### MATERIAL PROVIDED
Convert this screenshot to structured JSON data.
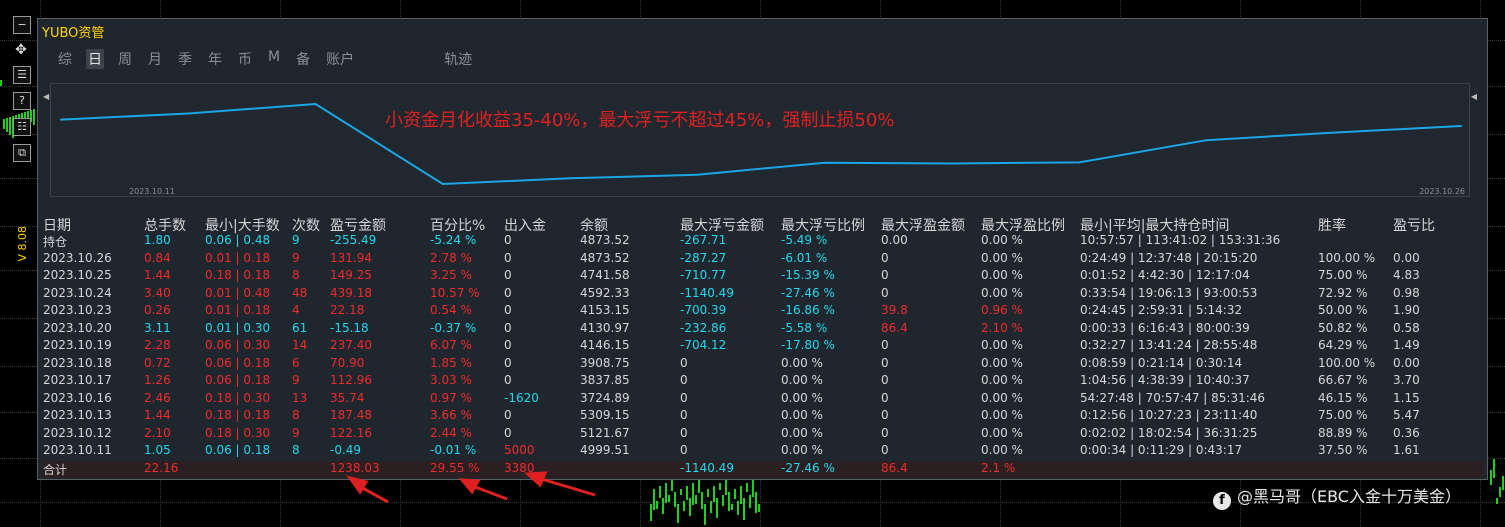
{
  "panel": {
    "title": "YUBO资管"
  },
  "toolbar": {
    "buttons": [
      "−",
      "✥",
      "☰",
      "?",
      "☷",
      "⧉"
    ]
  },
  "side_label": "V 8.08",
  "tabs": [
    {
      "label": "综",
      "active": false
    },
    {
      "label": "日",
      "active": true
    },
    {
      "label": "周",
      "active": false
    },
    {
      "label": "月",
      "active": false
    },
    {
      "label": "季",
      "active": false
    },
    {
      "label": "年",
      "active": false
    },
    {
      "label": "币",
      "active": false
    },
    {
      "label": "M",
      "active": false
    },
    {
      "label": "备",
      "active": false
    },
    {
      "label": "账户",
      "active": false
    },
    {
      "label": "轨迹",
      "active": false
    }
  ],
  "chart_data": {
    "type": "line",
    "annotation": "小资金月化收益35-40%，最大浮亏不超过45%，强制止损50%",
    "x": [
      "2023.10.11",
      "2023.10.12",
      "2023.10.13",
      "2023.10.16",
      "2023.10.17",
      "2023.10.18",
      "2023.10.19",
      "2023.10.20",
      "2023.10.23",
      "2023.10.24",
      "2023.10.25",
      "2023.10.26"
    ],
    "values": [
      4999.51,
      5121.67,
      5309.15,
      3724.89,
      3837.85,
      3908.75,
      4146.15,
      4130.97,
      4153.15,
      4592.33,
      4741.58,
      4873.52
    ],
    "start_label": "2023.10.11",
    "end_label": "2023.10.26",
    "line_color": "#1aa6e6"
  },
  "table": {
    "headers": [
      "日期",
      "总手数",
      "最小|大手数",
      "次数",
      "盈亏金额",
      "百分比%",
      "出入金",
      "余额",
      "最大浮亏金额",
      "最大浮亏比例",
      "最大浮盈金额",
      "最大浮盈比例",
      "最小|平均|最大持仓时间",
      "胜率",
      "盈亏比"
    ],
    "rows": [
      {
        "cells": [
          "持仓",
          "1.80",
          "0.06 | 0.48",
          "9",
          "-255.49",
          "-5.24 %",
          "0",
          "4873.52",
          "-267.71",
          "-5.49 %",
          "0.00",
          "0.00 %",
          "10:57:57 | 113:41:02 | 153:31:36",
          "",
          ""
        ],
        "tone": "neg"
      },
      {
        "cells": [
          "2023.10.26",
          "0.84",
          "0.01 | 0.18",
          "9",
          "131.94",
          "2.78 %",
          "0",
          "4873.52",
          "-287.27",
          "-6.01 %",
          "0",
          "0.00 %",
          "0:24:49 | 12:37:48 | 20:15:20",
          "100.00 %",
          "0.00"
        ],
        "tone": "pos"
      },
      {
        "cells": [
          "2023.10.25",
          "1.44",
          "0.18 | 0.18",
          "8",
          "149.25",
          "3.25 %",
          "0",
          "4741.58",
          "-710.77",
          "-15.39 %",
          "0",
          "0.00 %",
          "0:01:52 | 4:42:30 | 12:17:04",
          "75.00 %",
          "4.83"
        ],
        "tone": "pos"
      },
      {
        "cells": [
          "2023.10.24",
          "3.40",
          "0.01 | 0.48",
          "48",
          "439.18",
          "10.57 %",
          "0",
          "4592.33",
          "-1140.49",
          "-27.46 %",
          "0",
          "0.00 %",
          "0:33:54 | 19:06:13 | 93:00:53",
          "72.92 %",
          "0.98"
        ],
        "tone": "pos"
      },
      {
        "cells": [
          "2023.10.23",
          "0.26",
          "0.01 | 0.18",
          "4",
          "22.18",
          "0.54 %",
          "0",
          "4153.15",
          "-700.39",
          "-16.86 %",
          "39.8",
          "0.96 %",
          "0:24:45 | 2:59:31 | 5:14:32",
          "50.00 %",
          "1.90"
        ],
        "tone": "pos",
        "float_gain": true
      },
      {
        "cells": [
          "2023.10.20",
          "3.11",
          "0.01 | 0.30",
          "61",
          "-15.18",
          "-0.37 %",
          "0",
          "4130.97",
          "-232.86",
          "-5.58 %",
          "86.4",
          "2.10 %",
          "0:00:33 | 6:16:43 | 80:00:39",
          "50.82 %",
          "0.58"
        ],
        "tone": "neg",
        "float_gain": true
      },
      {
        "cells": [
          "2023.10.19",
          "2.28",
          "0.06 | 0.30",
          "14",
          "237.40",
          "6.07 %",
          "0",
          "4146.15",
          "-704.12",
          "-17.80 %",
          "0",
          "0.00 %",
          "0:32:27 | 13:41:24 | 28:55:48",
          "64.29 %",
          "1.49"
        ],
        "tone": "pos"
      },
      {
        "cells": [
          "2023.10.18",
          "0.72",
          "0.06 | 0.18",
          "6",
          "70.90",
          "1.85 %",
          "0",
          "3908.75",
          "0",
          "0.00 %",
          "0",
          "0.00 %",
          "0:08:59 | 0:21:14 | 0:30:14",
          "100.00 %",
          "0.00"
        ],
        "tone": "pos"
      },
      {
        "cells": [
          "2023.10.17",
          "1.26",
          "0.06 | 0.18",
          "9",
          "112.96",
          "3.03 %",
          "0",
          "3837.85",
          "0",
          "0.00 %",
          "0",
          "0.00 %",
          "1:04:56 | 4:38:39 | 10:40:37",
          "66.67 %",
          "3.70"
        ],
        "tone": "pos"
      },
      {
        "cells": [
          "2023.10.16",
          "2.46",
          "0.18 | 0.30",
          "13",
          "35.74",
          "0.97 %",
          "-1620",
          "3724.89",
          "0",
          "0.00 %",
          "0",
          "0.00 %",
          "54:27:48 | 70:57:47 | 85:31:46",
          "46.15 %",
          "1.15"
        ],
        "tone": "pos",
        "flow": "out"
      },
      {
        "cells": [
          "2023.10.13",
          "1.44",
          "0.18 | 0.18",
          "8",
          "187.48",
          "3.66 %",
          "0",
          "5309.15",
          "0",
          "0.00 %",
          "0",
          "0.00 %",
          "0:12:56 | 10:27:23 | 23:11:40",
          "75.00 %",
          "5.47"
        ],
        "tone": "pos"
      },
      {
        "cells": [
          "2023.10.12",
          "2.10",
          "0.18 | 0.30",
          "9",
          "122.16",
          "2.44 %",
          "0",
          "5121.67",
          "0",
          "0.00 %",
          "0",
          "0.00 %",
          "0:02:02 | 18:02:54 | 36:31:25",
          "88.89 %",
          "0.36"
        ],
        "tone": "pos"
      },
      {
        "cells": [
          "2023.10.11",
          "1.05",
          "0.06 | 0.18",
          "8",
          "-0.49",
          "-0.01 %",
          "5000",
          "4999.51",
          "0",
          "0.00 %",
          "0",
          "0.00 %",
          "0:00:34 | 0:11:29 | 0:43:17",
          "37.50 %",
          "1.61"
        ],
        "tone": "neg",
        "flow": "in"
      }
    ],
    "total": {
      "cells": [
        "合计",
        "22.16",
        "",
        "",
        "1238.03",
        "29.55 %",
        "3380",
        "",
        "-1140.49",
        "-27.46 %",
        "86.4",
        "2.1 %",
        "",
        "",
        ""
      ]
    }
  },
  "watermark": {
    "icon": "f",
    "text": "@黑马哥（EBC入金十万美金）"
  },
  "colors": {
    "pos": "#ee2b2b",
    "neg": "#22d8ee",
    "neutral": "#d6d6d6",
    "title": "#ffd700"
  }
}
* * *
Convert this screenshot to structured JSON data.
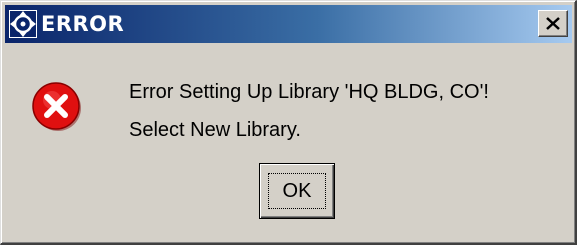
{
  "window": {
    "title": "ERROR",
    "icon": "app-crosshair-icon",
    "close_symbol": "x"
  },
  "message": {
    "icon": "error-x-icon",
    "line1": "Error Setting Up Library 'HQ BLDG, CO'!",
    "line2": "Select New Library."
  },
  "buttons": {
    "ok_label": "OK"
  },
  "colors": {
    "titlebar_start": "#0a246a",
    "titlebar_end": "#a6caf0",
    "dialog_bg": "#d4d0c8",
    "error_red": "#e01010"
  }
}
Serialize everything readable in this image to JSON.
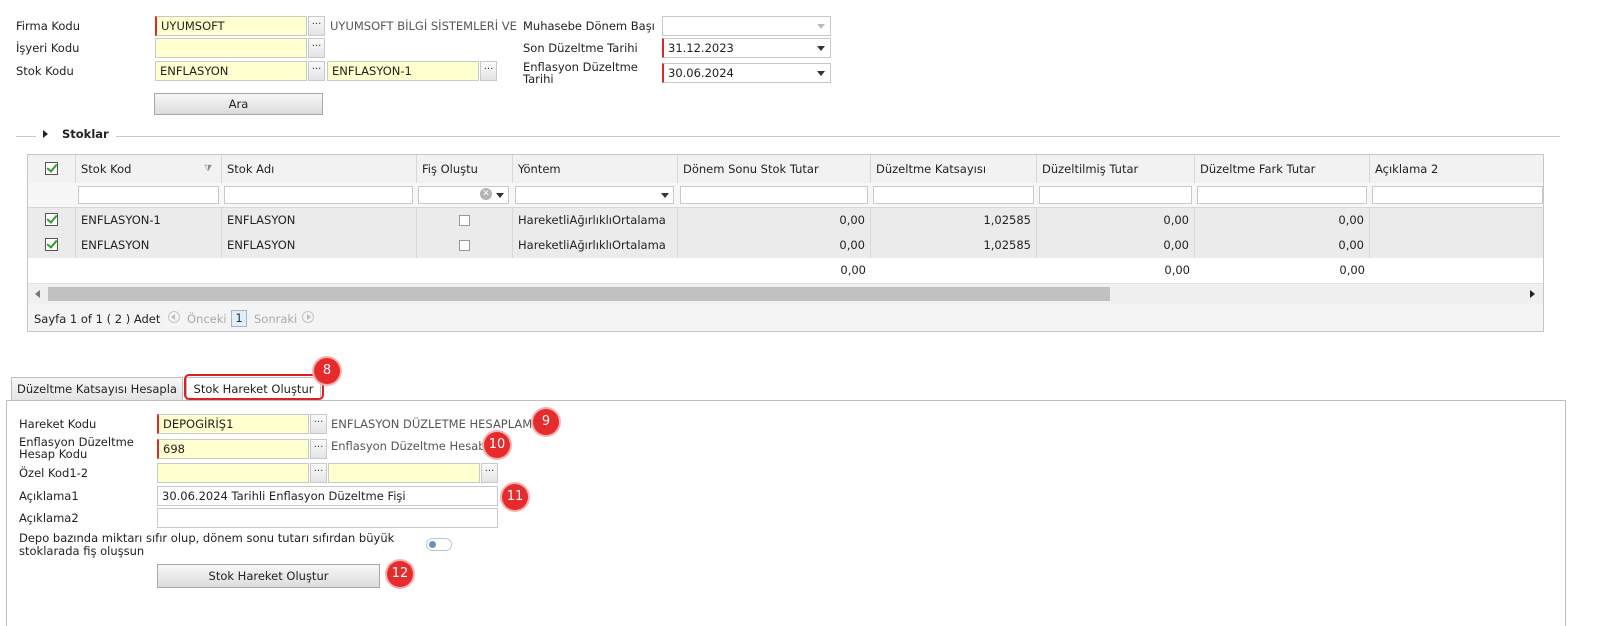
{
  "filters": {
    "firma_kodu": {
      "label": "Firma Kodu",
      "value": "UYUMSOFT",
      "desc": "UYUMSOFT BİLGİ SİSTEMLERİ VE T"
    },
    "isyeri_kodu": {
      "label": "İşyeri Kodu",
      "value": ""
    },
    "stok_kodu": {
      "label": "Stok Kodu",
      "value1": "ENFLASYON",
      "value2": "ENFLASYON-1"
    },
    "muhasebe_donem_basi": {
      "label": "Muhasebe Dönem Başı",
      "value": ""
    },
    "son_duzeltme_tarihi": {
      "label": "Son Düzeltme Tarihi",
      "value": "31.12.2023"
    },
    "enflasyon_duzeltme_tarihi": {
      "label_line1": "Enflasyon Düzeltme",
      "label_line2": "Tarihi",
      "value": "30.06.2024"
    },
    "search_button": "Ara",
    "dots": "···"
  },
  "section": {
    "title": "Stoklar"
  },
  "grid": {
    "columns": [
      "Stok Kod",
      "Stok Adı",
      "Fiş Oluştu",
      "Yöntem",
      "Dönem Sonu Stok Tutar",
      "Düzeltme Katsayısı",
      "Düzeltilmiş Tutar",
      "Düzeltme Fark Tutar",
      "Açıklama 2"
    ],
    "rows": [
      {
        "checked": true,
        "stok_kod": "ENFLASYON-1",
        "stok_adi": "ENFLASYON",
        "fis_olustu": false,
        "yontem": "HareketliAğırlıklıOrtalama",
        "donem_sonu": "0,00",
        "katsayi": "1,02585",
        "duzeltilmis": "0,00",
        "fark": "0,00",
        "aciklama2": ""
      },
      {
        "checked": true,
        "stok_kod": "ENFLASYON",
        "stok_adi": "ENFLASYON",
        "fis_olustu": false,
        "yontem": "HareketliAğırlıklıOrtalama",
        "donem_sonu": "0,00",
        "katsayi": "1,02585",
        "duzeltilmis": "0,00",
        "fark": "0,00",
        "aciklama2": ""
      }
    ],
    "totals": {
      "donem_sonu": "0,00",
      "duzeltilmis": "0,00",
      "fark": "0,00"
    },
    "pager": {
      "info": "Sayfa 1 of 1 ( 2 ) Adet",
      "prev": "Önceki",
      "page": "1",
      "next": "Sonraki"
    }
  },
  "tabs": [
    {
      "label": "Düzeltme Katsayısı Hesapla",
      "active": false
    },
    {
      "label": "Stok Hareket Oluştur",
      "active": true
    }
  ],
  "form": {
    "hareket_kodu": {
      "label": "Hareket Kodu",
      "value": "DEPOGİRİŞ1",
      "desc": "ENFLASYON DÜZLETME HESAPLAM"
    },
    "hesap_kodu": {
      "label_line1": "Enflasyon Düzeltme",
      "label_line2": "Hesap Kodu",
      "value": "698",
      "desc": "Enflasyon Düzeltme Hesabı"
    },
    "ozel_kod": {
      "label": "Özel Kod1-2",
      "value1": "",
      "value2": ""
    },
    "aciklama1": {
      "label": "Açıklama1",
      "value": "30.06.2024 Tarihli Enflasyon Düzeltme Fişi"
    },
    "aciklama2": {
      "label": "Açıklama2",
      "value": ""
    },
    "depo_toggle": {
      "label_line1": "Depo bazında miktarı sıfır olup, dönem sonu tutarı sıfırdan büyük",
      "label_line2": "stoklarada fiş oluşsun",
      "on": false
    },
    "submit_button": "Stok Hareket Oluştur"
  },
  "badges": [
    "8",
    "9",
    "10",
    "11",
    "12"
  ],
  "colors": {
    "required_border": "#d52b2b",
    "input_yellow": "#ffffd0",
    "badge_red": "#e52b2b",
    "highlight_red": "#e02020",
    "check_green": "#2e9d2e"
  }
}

### THE REQUEST
Pick out the lines that have the word "Katsayısı". Copy them all.

### RESPONSE TO THE EXERCISE
      "Düzeltme Katsayısı",
      "label": "Düzeltme Katsayısı Hesapla",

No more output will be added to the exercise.